Restate the records in their entirety, word for word.

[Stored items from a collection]
+ + + + + + +

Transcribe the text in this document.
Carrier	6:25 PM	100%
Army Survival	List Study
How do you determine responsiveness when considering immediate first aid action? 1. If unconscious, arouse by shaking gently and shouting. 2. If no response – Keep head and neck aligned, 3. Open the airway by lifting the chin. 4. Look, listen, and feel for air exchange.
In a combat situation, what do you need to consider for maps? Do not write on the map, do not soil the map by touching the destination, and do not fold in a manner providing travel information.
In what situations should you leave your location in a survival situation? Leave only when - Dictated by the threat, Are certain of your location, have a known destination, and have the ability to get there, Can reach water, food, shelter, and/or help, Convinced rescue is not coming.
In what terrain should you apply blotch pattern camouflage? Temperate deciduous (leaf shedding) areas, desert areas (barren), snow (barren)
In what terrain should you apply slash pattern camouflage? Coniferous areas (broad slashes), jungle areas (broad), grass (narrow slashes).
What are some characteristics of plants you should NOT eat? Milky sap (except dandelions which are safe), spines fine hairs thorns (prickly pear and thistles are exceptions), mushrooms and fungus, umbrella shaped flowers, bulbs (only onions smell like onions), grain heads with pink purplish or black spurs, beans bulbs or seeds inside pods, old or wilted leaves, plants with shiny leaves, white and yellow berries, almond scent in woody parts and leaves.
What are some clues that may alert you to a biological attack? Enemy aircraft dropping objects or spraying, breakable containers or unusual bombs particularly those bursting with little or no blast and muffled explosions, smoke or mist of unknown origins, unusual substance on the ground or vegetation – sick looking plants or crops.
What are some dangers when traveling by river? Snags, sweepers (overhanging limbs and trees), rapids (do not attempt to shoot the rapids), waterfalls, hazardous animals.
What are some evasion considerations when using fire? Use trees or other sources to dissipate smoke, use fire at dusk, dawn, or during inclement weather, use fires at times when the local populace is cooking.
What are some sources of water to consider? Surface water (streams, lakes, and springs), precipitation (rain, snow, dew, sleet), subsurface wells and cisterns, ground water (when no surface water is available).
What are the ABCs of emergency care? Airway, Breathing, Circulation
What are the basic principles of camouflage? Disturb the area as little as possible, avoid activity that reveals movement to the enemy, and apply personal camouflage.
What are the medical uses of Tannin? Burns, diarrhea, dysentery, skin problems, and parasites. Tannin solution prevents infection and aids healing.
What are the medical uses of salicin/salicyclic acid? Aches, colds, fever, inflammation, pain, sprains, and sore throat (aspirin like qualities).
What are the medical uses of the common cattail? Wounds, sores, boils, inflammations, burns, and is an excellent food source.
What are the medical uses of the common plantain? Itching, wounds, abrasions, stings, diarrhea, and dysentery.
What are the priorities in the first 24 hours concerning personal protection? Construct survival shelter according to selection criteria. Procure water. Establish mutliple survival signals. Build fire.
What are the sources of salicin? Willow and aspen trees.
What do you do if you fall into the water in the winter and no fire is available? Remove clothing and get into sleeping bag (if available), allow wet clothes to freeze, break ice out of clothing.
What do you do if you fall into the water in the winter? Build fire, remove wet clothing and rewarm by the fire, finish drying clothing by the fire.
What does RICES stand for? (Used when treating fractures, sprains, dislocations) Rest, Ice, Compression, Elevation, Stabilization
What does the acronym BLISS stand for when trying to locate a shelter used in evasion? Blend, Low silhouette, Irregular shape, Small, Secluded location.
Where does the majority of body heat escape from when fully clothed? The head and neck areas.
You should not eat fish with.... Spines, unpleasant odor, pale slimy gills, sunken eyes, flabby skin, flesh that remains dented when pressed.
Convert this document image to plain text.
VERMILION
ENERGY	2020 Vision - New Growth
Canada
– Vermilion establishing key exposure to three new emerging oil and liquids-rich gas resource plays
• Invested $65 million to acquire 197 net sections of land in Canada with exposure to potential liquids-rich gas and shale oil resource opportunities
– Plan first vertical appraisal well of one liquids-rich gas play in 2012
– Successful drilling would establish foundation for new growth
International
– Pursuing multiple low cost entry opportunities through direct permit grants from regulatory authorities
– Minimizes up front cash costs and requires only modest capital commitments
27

+ + + + + + +

> **RESULT**
Transcribe the text in this document.
Carrier	6:25 PM	100%
Army Survival	List Study
How do you determine responsiveness when considering immediate first aid action? 1. If unconscious, arouse by shaking gently and shouting. 2. If no response – Keep head and neck aligned, 3. Open the airway by lifting the chin. 4. Look, listen, and feel for air exchange.
In a combat situation, what do you need to consider for maps? Do not write on the map, do not soil the map by touching the destination, and do not fold in a manner providing travel information.
In what situations should you leave your location in a survival situation? Leave only when - Dictated by the threat, Are certain of your location, have a known destination, and have the ability to get there, Can reach water, food, shelter, and/or help, Convinced rescue is not coming.
In what terrain should you apply blotch pattern camouflage? Temperate deciduous (leaf shedding) areas, desert areas (barren), snow (barren)
In what terrain should you apply slash pattern camouflage? Coniferous areas (broad slashes), jungle areas (broad), grass (narrow slashes).
What are some characteristics of plants you should NOT eat? Milky sap (except dandelions which are safe), spines fine hairs thorns (prickly pear and thistles are exceptions), mushrooms and fungus, umbrella shaped flowers, bulbs (only onions smell like onions), grain heads with pink purplish or black spurs, beans bulbs or seeds inside pods, old or wilted leaves, plants with shiny leaves, white and yellow berries, almond scent in woody parts and leaves.
What are some clues that may alert you to a biological attack? Enemy aircraft dropping objects or spraying, breakable containers or unusual bombs particularly those bursting with little or no blast and muffled explosions, smoke or mist of unknown origins, unusual substance on the ground or vegetation – sick looking plants or crops.
What are some dangers when traveling by river? Snags, sweepers (overhanging limbs and trees), rapids (do not attempt to shoot the rapids), waterfalls, hazardous animals.
What are some evasion considerations when using fire? Use trees or other sources to dissipate smoke, use fire at dusk, dawn, or during inclement weather, use fires at times when the local populace is cooking.
What are some sources of water to consider? Surface water (streams, lakes, and springs), precipitation (rain, snow, dew, sleet), subsurface wells and cisterns, ground water (when no surface water is available).
What are the ABCs of emergency care? Airway, Breathing, Circulation
What are the basic principles of camouflage? Disturb the area as little as possible, avoid activity that reveals movement to the enemy, and apply personal camouflage.
What are the medical uses of Tannin? Burns, diarrhea, dysentery, skin problems, and parasites. Tannin solution prevents infection and aids healing.
What are the medical uses of salicin/salicyclic acid? Aches, colds, fever, inflammation, pain, sprains, and sore throat (aspirin like qualities).
What are the medical uses of the common cattail? Wounds, sores, boils, inflammations, burns, and is an excellent food source.
What are the medical uses of the common plantain? Itching, wounds, abrasions, stings, diarrhea, and dysentery.
What are the priorities in the first 24 hours concerning personal protection? Construct survival shelter according to selection criteria. Procure water. Establish mutliple survival signals. Build fire.
What are the sources of salicin? Willow and aspen trees.
What do you do if you fall into the water in the winter and no fire is available? Remove clothing and get into sleeping bag (if available), allow wet clothes to freeze, break ice out of clothing.
What do you do if you fall into the water in the winter? Build fire, remove wet clothing and rewarm by the fire, finish drying clothing by the fire.
What does RICES stand for? (Used when treating fractures, sprains, dislocations) Rest, Ice, Compression, Elevation, Stabilization
What does the acronym BLISS stand for when trying to locate a shelter used in evasion? Blend, Low silhouette, Irregular shape, Small, Secluded location.
Where does the majority of body heat escape from when fully clothed? The head and neck areas.
You should not eat fish with.... Spines, unpleasant odor, pale slimy gills, sunken eyes, flabby skin, flesh that remains dented when pressed.
Convert this document image to plain text.
VERMILION
ENERGY	2020 Vision - New Growth
Canada
– Vermilion establishing key exposure to three new emerging oil and liquids-rich gas resource plays
• Invested $65 million to acquire 197 net sections of land in Canada with exposure to potential liquids-rich gas and shale oil resource opportunities
– Plan first vertical appraisal well of one liquids-rich gas play in 2012
– Successful drilling would establish foundation for new growth
International
– Pursuing multiple low cost entry opportunities through direct permit grants from regulatory authorities
– Minimizes up front cash costs and requires only modest capital commitments
27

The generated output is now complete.